## Aim
List all lines of the data that include the string "ylabel".

Dataset rows about figures:
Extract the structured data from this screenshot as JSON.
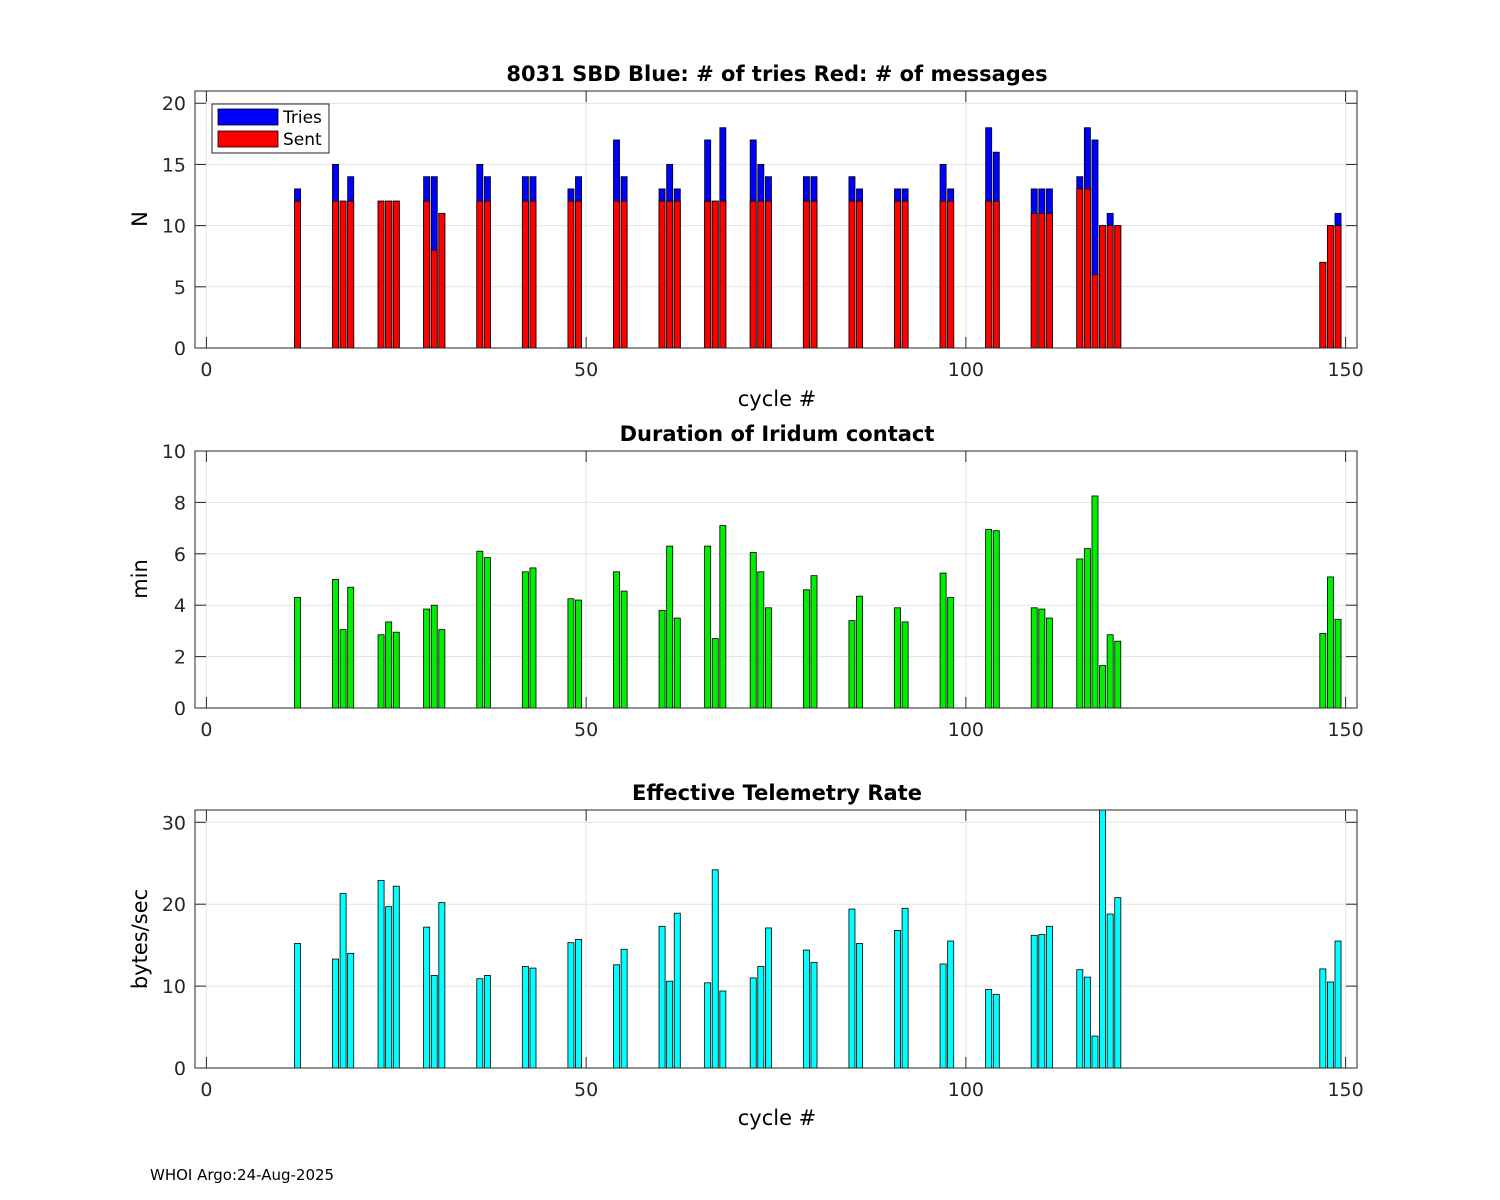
{
  "figure": {
    "footer": "WHOI Argo:24-Aug-2025"
  },
  "chart_data": [
    {
      "type": "bar",
      "title": "8031 SBD  Blue: # of tries   Red: # of messages",
      "xlabel": "cycle #",
      "ylabel": "N",
      "xlim": [
        -1.5,
        151.5
      ],
      "ylim": [
        0,
        21
      ],
      "xticks": [
        0,
        50,
        100,
        150
      ],
      "yticks": [
        0,
        5,
        10,
        15,
        20
      ],
      "grid": true,
      "legend": {
        "position": "top-left",
        "entries": [
          "Tries",
          "Sent"
        ]
      },
      "x": [
        12,
        17,
        18,
        19,
        23,
        24,
        25,
        29,
        30,
        31,
        36,
        37,
        42,
        43,
        48,
        49,
        54,
        55,
        60,
        61,
        62,
        66,
        67,
        68,
        72,
        73,
        74,
        79,
        80,
        85,
        86,
        91,
        92,
        97,
        98,
        103,
        104,
        109,
        110,
        111,
        115,
        116,
        117,
        118,
        119,
        120,
        147,
        148,
        149
      ],
      "series": [
        {
          "name": "Tries",
          "color": "#0000ff",
          "values": [
            13,
            15,
            12,
            14,
            12,
            12,
            12,
            14,
            14,
            11,
            15,
            14,
            14,
            14,
            13,
            14,
            17,
            14,
            13,
            15,
            13,
            17,
            12,
            18,
            17,
            15,
            14,
            14,
            14,
            14,
            13,
            13,
            13,
            15,
            13,
            18,
            16,
            13,
            13,
            13,
            14,
            18,
            17,
            10,
            11,
            10,
            7,
            10,
            11
          ]
        },
        {
          "name": "Sent",
          "color": "#ff0000",
          "values": [
            12,
            12,
            12,
            12,
            12,
            12,
            12,
            12,
            8,
            11,
            12,
            12,
            12,
            12,
            12,
            12,
            12,
            12,
            12,
            12,
            12,
            12,
            12,
            12,
            12,
            12,
            12,
            12,
            12,
            12,
            12,
            12,
            12,
            12,
            12,
            12,
            12,
            11,
            11,
            11,
            13,
            13,
            6,
            10,
            10,
            10,
            7,
            10,
            10
          ]
        }
      ]
    },
    {
      "type": "bar",
      "title": "Duration of Iridum contact",
      "xlabel": "",
      "ylabel": "min",
      "xlim": [
        -1.5,
        151.5
      ],
      "ylim": [
        0,
        10
      ],
      "xticks": [
        0,
        50,
        100,
        150
      ],
      "yticks": [
        0,
        2,
        4,
        6,
        8,
        10
      ],
      "grid": true,
      "x": [
        12,
        17,
        18,
        19,
        23,
        24,
        25,
        29,
        30,
        31,
        36,
        37,
        42,
        43,
        48,
        49,
        54,
        55,
        60,
        61,
        62,
        66,
        67,
        68,
        72,
        73,
        74,
        79,
        80,
        85,
        86,
        91,
        92,
        97,
        98,
        103,
        104,
        109,
        110,
        111,
        115,
        116,
        117,
        118,
        119,
        120,
        147,
        148,
        149
      ],
      "series": [
        {
          "name": "Duration",
          "color": "#00ee00",
          "values": [
            4.3,
            5.0,
            3.05,
            4.7,
            2.85,
            3.35,
            2.95,
            3.85,
            4.0,
            3.05,
            6.1,
            5.85,
            5.3,
            5.45,
            4.25,
            4.2,
            5.3,
            4.55,
            3.8,
            6.3,
            3.5,
            6.3,
            2.7,
            7.1,
            6.05,
            5.3,
            3.9,
            4.6,
            5.15,
            3.4,
            4.35,
            3.9,
            3.35,
            5.25,
            4.3,
            6.95,
            6.9,
            3.9,
            3.85,
            3.5,
            5.8,
            6.2,
            8.25,
            1.65,
            2.85,
            2.6,
            2.9,
            5.1,
            3.45
          ]
        }
      ]
    },
    {
      "type": "bar",
      "title": "Effective Telemetry Rate",
      "xlabel": "cycle #",
      "ylabel": "bytes/sec",
      "xlim": [
        -1.5,
        151.5
      ],
      "ylim": [
        0,
        31.5
      ],
      "xticks": [
        0,
        50,
        100,
        150
      ],
      "yticks": [
        0,
        10,
        20,
        30
      ],
      "grid": true,
      "x": [
        12,
        17,
        18,
        19,
        23,
        24,
        25,
        29,
        30,
        31,
        36,
        37,
        42,
        43,
        48,
        49,
        54,
        55,
        60,
        61,
        62,
        66,
        67,
        68,
        72,
        73,
        74,
        79,
        80,
        85,
        86,
        91,
        92,
        97,
        98,
        103,
        104,
        109,
        110,
        111,
        115,
        116,
        117,
        118,
        119,
        120,
        147,
        148,
        149
      ],
      "series": [
        {
          "name": "Rate",
          "color": "#00ffff",
          "values": [
            15.2,
            13.3,
            21.3,
            14.0,
            22.9,
            19.7,
            22.2,
            17.2,
            11.3,
            20.2,
            10.9,
            11.3,
            12.4,
            12.2,
            15.3,
            15.7,
            12.6,
            14.5,
            17.3,
            10.6,
            18.9,
            10.4,
            24.2,
            9.4,
            11.0,
            12.4,
            17.1,
            14.4,
            12.9,
            19.4,
            15.2,
            16.8,
            19.5,
            12.7,
            15.5,
            9.6,
            9.0,
            16.2,
            16.3,
            17.3,
            12.0,
            11.1,
            3.9,
            31.5,
            18.8,
            20.8,
            12.1,
            10.5,
            15.5
          ]
        }
      ]
    }
  ]
}
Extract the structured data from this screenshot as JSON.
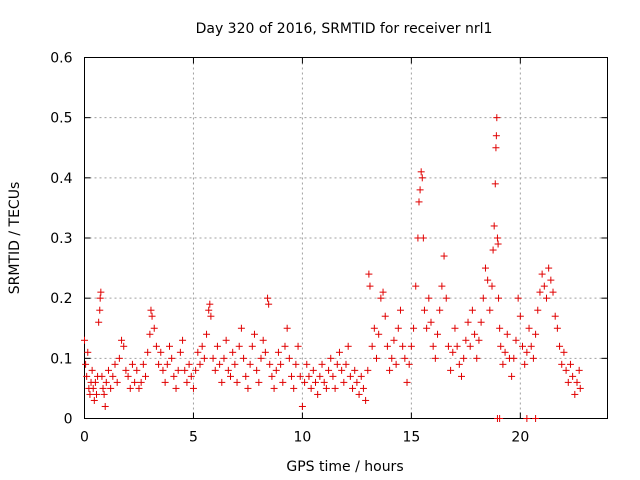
{
  "chart_data": {
    "type": "scatter",
    "title": "Day 320 of 2016, SRMTID for receiver nrl1",
    "xlabel": "GPS time / hours",
    "ylabel": "SRMTID / TECUs",
    "xlim": [
      0,
      24
    ],
    "ylim": [
      0,
      0.6
    ],
    "x_ticks": [
      0,
      5,
      10,
      15,
      20
    ],
    "y_ticks": [
      0,
      0.1,
      0.2,
      0.3,
      0.4,
      0.5,
      0.6
    ],
    "x_tick_labels": [
      "0",
      "5",
      "10",
      "15",
      "20"
    ],
    "y_tick_labels": [
      "0",
      "0.1",
      "0.2",
      "0.3",
      "0.4",
      "0.5",
      "0.6"
    ],
    "grid": true,
    "marker": "+",
    "color": "#e00000",
    "series": [
      {
        "name": "SRMTID",
        "points": [
          [
            0.0,
            0.13
          ],
          [
            0.05,
            0.09
          ],
          [
            0.1,
            0.07
          ],
          [
            0.15,
            0.11
          ],
          [
            0.2,
            0.05
          ],
          [
            0.25,
            0.04
          ],
          [
            0.3,
            0.06
          ],
          [
            0.35,
            0.08
          ],
          [
            0.4,
            0.05
          ],
          [
            0.45,
            0.03
          ],
          [
            0.5,
            0.06
          ],
          [
            0.55,
            0.04
          ],
          [
            0.6,
            0.07
          ],
          [
            0.65,
            0.16
          ],
          [
            0.7,
            0.18
          ],
          [
            0.72,
            0.2
          ],
          [
            0.75,
            0.21
          ],
          [
            0.8,
            0.07
          ],
          [
            0.85,
            0.05
          ],
          [
            0.9,
            0.04
          ],
          [
            0.95,
            0.02
          ],
          [
            1.0,
            0.06
          ],
          [
            1.1,
            0.08
          ],
          [
            1.2,
            0.05
          ],
          [
            1.3,
            0.07
          ],
          [
            1.4,
            0.09
          ],
          [
            1.5,
            0.06
          ],
          [
            1.6,
            0.1
          ],
          [
            1.7,
            0.13
          ],
          [
            1.8,
            0.12
          ],
          [
            1.9,
            0.08
          ],
          [
            2.0,
            0.07
          ],
          [
            2.1,
            0.05
          ],
          [
            2.2,
            0.09
          ],
          [
            2.3,
            0.06
          ],
          [
            2.4,
            0.08
          ],
          [
            2.5,
            0.05
          ],
          [
            2.6,
            0.06
          ],
          [
            2.7,
            0.09
          ],
          [
            2.8,
            0.07
          ],
          [
            2.9,
            0.11
          ],
          [
            3.0,
            0.14
          ],
          [
            3.05,
            0.18
          ],
          [
            3.1,
            0.17
          ],
          [
            3.2,
            0.15
          ],
          [
            3.3,
            0.12
          ],
          [
            3.4,
            0.09
          ],
          [
            3.5,
            0.11
          ],
          [
            3.6,
            0.08
          ],
          [
            3.7,
            0.06
          ],
          [
            3.8,
            0.09
          ],
          [
            3.9,
            0.12
          ],
          [
            4.0,
            0.1
          ],
          [
            4.1,
            0.07
          ],
          [
            4.2,
            0.05
          ],
          [
            4.3,
            0.08
          ],
          [
            4.4,
            0.11
          ],
          [
            4.5,
            0.13
          ],
          [
            4.6,
            0.08
          ],
          [
            4.7,
            0.06
          ],
          [
            4.8,
            0.09
          ],
          [
            4.9,
            0.07
          ],
          [
            5.0,
            0.05
          ],
          [
            5.1,
            0.08
          ],
          [
            5.2,
            0.11
          ],
          [
            5.3,
            0.09
          ],
          [
            5.4,
            0.12
          ],
          [
            5.5,
            0.1
          ],
          [
            5.6,
            0.14
          ],
          [
            5.7,
            0.18
          ],
          [
            5.75,
            0.19
          ],
          [
            5.8,
            0.17
          ],
          [
            5.9,
            0.1
          ],
          [
            6.0,
            0.08
          ],
          [
            6.1,
            0.12
          ],
          [
            6.2,
            0.09
          ],
          [
            6.3,
            0.06
          ],
          [
            6.4,
            0.1
          ],
          [
            6.5,
            0.13
          ],
          [
            6.6,
            0.08
          ],
          [
            6.7,
            0.07
          ],
          [
            6.8,
            0.11
          ],
          [
            6.9,
            0.09
          ],
          [
            7.0,
            0.06
          ],
          [
            7.1,
            0.12
          ],
          [
            7.2,
            0.15
          ],
          [
            7.3,
            0.1
          ],
          [
            7.4,
            0.07
          ],
          [
            7.5,
            0.05
          ],
          [
            7.6,
            0.09
          ],
          [
            7.7,
            0.12
          ],
          [
            7.8,
            0.14
          ],
          [
            7.9,
            0.08
          ],
          [
            8.0,
            0.06
          ],
          [
            8.1,
            0.1
          ],
          [
            8.2,
            0.13
          ],
          [
            8.3,
            0.11
          ],
          [
            8.4,
            0.2
          ],
          [
            8.45,
            0.19
          ],
          [
            8.5,
            0.09
          ],
          [
            8.6,
            0.07
          ],
          [
            8.7,
            0.05
          ],
          [
            8.8,
            0.08
          ],
          [
            8.9,
            0.11
          ],
          [
            9.0,
            0.09
          ],
          [
            9.1,
            0.06
          ],
          [
            9.2,
            0.12
          ],
          [
            9.3,
            0.15
          ],
          [
            9.4,
            0.1
          ],
          [
            9.5,
            0.07
          ],
          [
            9.6,
            0.05
          ],
          [
            9.7,
            0.09
          ],
          [
            9.8,
            0.12
          ],
          [
            9.9,
            0.07
          ],
          [
            10.0,
            0.02
          ],
          [
            10.1,
            0.06
          ],
          [
            10.2,
            0.09
          ],
          [
            10.3,
            0.07
          ],
          [
            10.4,
            0.05
          ],
          [
            10.5,
            0.08
          ],
          [
            10.6,
            0.06
          ],
          [
            10.7,
            0.04
          ],
          [
            10.8,
            0.07
          ],
          [
            10.9,
            0.09
          ],
          [
            11.0,
            0.06
          ],
          [
            11.1,
            0.05
          ],
          [
            11.2,
            0.08
          ],
          [
            11.3,
            0.1
          ],
          [
            11.4,
            0.07
          ],
          [
            11.5,
            0.05
          ],
          [
            11.6,
            0.09
          ],
          [
            11.7,
            0.11
          ],
          [
            11.8,
            0.08
          ],
          [
            11.9,
            0.06
          ],
          [
            12.0,
            0.09
          ],
          [
            12.1,
            0.12
          ],
          [
            12.2,
            0.07
          ],
          [
            12.3,
            0.05
          ],
          [
            12.4,
            0.08
          ],
          [
            12.5,
            0.06
          ],
          [
            12.6,
            0.04
          ],
          [
            12.7,
            0.07
          ],
          [
            12.8,
            0.05
          ],
          [
            12.9,
            0.03
          ],
          [
            13.0,
            0.08
          ],
          [
            13.05,
            0.24
          ],
          [
            13.1,
            0.22
          ],
          [
            13.2,
            0.12
          ],
          [
            13.3,
            0.15
          ],
          [
            13.4,
            0.1
          ],
          [
            13.5,
            0.14
          ],
          [
            13.6,
            0.2
          ],
          [
            13.7,
            0.21
          ],
          [
            13.8,
            0.17
          ],
          [
            13.9,
            0.12
          ],
          [
            14.0,
            0.08
          ],
          [
            14.1,
            0.1
          ],
          [
            14.2,
            0.13
          ],
          [
            14.3,
            0.09
          ],
          [
            14.4,
            0.15
          ],
          [
            14.5,
            0.18
          ],
          [
            14.6,
            0.12
          ],
          [
            14.7,
            0.1
          ],
          [
            14.8,
            0.06
          ],
          [
            14.9,
            0.09
          ],
          [
            15.0,
            0.12
          ],
          [
            15.1,
            0.15
          ],
          [
            15.2,
            0.22
          ],
          [
            15.3,
            0.3
          ],
          [
            15.35,
            0.36
          ],
          [
            15.4,
            0.38
          ],
          [
            15.45,
            0.41
          ],
          [
            15.5,
            0.4
          ],
          [
            15.55,
            0.3
          ],
          [
            15.6,
            0.18
          ],
          [
            15.7,
            0.15
          ],
          [
            15.8,
            0.2
          ],
          [
            15.9,
            0.16
          ],
          [
            16.0,
            0.12
          ],
          [
            16.1,
            0.1
          ],
          [
            16.2,
            0.14
          ],
          [
            16.3,
            0.18
          ],
          [
            16.4,
            0.22
          ],
          [
            16.5,
            0.27
          ],
          [
            16.6,
            0.2
          ],
          [
            16.7,
            0.12
          ],
          [
            16.8,
            0.08
          ],
          [
            16.9,
            0.11
          ],
          [
            17.0,
            0.15
          ],
          [
            17.1,
            0.12
          ],
          [
            17.2,
            0.09
          ],
          [
            17.3,
            0.07
          ],
          [
            17.4,
            0.1
          ],
          [
            17.5,
            0.13
          ],
          [
            17.6,
            0.16
          ],
          [
            17.7,
            0.12
          ],
          [
            17.8,
            0.18
          ],
          [
            17.9,
            0.14
          ],
          [
            18.0,
            0.1
          ],
          [
            18.1,
            0.13
          ],
          [
            18.2,
            0.16
          ],
          [
            18.3,
            0.2
          ],
          [
            18.4,
            0.25
          ],
          [
            18.5,
            0.23
          ],
          [
            18.6,
            0.18
          ],
          [
            18.7,
            0.22
          ],
          [
            18.75,
            0.28
          ],
          [
            18.8,
            0.32
          ],
          [
            18.85,
            0.39
          ],
          [
            18.88,
            0.45
          ],
          [
            18.9,
            0.47
          ],
          [
            18.92,
            0.5
          ],
          [
            18.95,
            0.3
          ],
          [
            18.98,
            0.29
          ],
          [
            19.0,
            0.2
          ],
          [
            19.05,
            0.15
          ],
          [
            19.1,
            0.12
          ],
          [
            19.2,
            0.09
          ],
          [
            19.3,
            0.11
          ],
          [
            19.4,
            0.14
          ],
          [
            19.5,
            0.1
          ],
          [
            19.6,
            0.07
          ],
          [
            19.7,
            0.1
          ],
          [
            19.8,
            0.13
          ],
          [
            19.9,
            0.2
          ],
          [
            20.0,
            0.17
          ],
          [
            20.1,
            0.12
          ],
          [
            20.2,
            0.09
          ],
          [
            20.3,
            0.11
          ],
          [
            20.4,
            0.15
          ],
          [
            20.5,
            0.12
          ],
          [
            20.6,
            0.1
          ],
          [
            20.7,
            0.14
          ],
          [
            20.8,
            0.18
          ],
          [
            20.9,
            0.21
          ],
          [
            21.0,
            0.24
          ],
          [
            21.1,
            0.22
          ],
          [
            21.2,
            0.2
          ],
          [
            21.3,
            0.25
          ],
          [
            21.4,
            0.23
          ],
          [
            21.5,
            0.21
          ],
          [
            21.6,
            0.17
          ],
          [
            21.7,
            0.15
          ],
          [
            21.8,
            0.12
          ],
          [
            21.9,
            0.09
          ],
          [
            22.0,
            0.11
          ],
          [
            22.1,
            0.08
          ],
          [
            22.2,
            0.06
          ],
          [
            22.3,
            0.09
          ],
          [
            22.4,
            0.07
          ],
          [
            22.5,
            0.04
          ],
          [
            22.6,
            0.06
          ],
          [
            22.7,
            0.08
          ],
          [
            22.75,
            0.05
          ],
          [
            18.95,
            0.0
          ],
          [
            19.05,
            0.0
          ],
          [
            20.3,
            0.0
          ],
          [
            20.7,
            0.0
          ]
        ]
      }
    ]
  }
}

## Worked answer
      "ylabel": "N",
      "ylabel": "min",
      "ylabel": "bytes/sec",
    "ylabel": "SRMTID / TECUs",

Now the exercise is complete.